* START PROVIDED INFORMATION *

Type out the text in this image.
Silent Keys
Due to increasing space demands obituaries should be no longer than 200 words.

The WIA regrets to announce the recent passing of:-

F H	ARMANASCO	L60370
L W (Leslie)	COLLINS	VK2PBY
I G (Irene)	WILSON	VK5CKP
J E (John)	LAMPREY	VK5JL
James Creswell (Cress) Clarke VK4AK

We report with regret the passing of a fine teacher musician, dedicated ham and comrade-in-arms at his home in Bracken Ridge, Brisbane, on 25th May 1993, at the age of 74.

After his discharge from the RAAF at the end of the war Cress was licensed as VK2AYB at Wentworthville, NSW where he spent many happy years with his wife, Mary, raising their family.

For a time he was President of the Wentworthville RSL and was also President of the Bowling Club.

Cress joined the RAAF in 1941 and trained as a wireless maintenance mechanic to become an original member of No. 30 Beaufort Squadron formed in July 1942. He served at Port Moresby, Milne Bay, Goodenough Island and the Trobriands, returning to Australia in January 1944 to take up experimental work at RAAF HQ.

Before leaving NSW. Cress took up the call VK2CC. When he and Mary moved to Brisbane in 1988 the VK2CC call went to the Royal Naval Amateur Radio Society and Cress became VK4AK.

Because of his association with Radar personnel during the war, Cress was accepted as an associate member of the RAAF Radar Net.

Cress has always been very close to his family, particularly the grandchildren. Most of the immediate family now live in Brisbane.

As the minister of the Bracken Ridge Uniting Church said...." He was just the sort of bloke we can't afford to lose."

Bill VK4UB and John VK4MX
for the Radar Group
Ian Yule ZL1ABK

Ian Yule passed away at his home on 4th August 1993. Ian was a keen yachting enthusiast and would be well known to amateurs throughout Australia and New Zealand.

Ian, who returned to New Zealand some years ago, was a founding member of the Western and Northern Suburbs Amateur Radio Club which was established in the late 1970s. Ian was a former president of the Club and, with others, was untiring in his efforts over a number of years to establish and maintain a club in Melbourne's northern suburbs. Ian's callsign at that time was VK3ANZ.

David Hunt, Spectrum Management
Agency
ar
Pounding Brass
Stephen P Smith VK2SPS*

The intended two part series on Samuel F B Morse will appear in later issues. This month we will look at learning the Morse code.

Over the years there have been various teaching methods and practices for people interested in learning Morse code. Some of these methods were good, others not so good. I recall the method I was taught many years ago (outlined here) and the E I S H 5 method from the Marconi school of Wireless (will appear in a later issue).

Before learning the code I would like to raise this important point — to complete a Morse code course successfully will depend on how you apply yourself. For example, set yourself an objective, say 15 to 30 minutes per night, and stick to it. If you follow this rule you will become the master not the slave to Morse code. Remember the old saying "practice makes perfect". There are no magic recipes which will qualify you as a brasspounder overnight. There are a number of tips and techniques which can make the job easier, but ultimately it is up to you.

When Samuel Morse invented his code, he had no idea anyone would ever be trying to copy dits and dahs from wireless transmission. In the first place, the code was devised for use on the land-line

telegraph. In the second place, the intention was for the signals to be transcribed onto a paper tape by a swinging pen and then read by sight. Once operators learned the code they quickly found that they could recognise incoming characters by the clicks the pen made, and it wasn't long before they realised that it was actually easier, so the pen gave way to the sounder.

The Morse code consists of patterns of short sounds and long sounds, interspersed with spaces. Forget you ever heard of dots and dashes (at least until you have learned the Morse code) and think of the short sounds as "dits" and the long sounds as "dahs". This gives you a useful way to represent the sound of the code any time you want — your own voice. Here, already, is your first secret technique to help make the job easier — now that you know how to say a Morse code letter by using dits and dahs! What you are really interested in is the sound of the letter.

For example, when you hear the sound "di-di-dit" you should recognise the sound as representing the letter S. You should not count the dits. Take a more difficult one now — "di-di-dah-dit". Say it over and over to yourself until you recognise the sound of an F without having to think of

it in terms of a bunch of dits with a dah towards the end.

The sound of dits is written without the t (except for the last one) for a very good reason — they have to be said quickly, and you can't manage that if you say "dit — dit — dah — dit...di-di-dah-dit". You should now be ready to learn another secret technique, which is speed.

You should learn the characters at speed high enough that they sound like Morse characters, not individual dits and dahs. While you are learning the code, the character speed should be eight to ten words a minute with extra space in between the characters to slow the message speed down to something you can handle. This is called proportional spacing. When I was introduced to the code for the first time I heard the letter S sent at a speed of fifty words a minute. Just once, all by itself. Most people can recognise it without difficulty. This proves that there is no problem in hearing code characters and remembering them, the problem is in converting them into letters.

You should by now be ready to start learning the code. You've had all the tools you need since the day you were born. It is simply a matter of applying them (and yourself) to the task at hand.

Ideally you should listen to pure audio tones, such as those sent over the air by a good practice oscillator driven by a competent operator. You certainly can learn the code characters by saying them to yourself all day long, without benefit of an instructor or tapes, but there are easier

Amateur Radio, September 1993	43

* END PROVIDED INFORMATION *

## PROBLEM:
Would you restate each of the entries word for word?

## SOLVED PROBLEM:
Type out the text in this image.
Silent Keys
Due to increasing space demands obituaries should be no longer than 200 words.

The WIA regrets to announce the recent passing of:-

F H	ARMANASCO	L60370
L W (Leslie)	COLLINS	VK2PBY
I G (Irene)	WILSON	VK5CKP
J E (John)	LAMPREY	VK5JL
James Creswell (Cress) Clarke VK4AK

We report with regret the passing of a fine teacher musician, dedicated ham and comrade-in-arms at his home in Bracken Ridge, Brisbane, on 25th May 1993, at the age of 74.

After his discharge from the RAAF at the end of the war Cress was licensed as VK2AYB at Wentworthville, NSW where he spent many happy years with his wife, Mary, raising their family.

For a time he was President of the Wentworthville RSL and was also President of the Bowling Club.

Cress joined the RAAF in 1941 and trained as a wireless maintenance mechanic to become an original member of No. 30 Beaufort Squadron formed in July 1942. He served at Port Moresby, Milne Bay, Goodenough Island and the Trobriands, returning to Australia in January 1944 to take up experimental work at RAAF HQ.

Before leaving NSW. Cress took up the call VK2CC. When he and Mary moved to Brisbane in 1988 the VK2CC call went to the Royal Naval Amateur Radio Society and Cress became VK4AK.

Because of his association with Radar personnel during the war, Cress was accepted as an associate member of the RAAF Radar Net.

Cress has always been very close to his family, particularly the grandchildren. Most of the immediate family now live in Brisbane.

As the minister of the Bracken Ridge Uniting Church said...." He was just the sort of bloke we can't afford to lose."

Bill VK4UB and John VK4MX
for the Radar Group
Ian Yule ZL1ABK

Ian Yule passed away at his home on 4th August 1993. Ian was a keen yachting enthusiast and would be well known to amateurs throughout Australia and New Zealand.

Ian, who returned to New Zealand some years ago, was a founding member of the Western and Northern Suburbs Amateur Radio Club which was established in the late 1970s. Ian was a former president of the Club and, with others, was untiring in his efforts over a number of years to establish and maintain a club in Melbourne's northern suburbs. Ian's callsign at that time was VK3ANZ.

David Hunt, Spectrum Management
Agency
ar
Pounding Brass
Stephen P Smith VK2SPS*

The intended two part series on Samuel F B Morse will appear in later issues. This month we will look at learning the Morse code.

Over the years there have been various teaching methods and practices for people interested in learning Morse code. Some of these methods were good, others not so good. I recall the method I was taught many years ago (outlined here) and the E I S H 5 method from the Marconi school of Wireless (will appear in a later issue).

Before learning the code I would like to raise this important point — to complete a Morse code course successfully will depend on how you apply yourself. For example, set yourself an objective, say 15 to 30 minutes per night, and stick to it. If you follow this rule you will become the master not the slave to Morse code. Remember the old saying "practice makes perfect". There are no magic recipes which will qualify you as a brasspounder overnight. There are a number of tips and techniques which can make the job easier, but ultimately it is up to you.

When Samuel Morse invented his code, he had no idea anyone would ever be trying to copy dits and dahs from wireless transmission. In the first place, the code was devised for use on the land-line

telegraph. In the second place, the intention was for the signals to be transcribed onto a paper tape by a swinging pen and then read by sight. Once operators learned the code they quickly found that they could recognise incoming characters by the clicks the pen made, and it wasn't long before they realised that it was actually easier, so the pen gave way to the sounder.

The Morse code consists of patterns of short sounds and long sounds, interspersed with spaces. Forget you ever heard of dots and dashes (at least until you have learned the Morse code) and think of the short sounds as "dits" and the long sounds as "dahs". This gives you a useful way to represent the sound of the code any time you want — your own voice. Here, already, is your first secret technique to help make the job easier — now that you know how to say a Morse code letter by using dits and dahs! What you are really interested in is the sound of the letter.

For example, when you hear the sound "di-di-dit" you should recognise the sound as representing the letter S. You should not count the dits. Take a more difficult one now — "di-di-dah-dit". Say it over and over to yourself until you recognise the sound of an F without having to think of

it in terms of a bunch of dits with a dah towards the end.

The sound of dits is written without the t (except for the last one) for a very good reason — they have to be said quickly, and you can't manage that if you say "dit — dit — dah — dit...di-di-dah-dit". You should now be ready to learn another secret technique, which is speed.

You should learn the characters at speed high enough that they sound like Morse characters, not individual dits and dahs. While you are learning the code, the character speed should be eight to ten words a minute with extra space in between the characters to slow the message speed down to something you can handle. This is called proportional spacing. When I was introduced to the code for the first time I heard the letter S sent at a speed of fifty words a minute. Just once, all by itself. Most people can recognise it without difficulty. This proves that there is no problem in hearing code characters and remembering them, the problem is in converting them into letters.

You should by now be ready to start learning the code. You've had all the tools you need since the day you were born. It is simply a matter of applying them (and yourself) to the task at hand.

Ideally you should listen to pure audio tones, such as those sent over the air by a good practice oscillator driven by a competent operator. You certainly can learn the code characters by saying them to yourself all day long, without benefit of an instructor or tapes, but there are easier

Amateur Radio, September 1993	43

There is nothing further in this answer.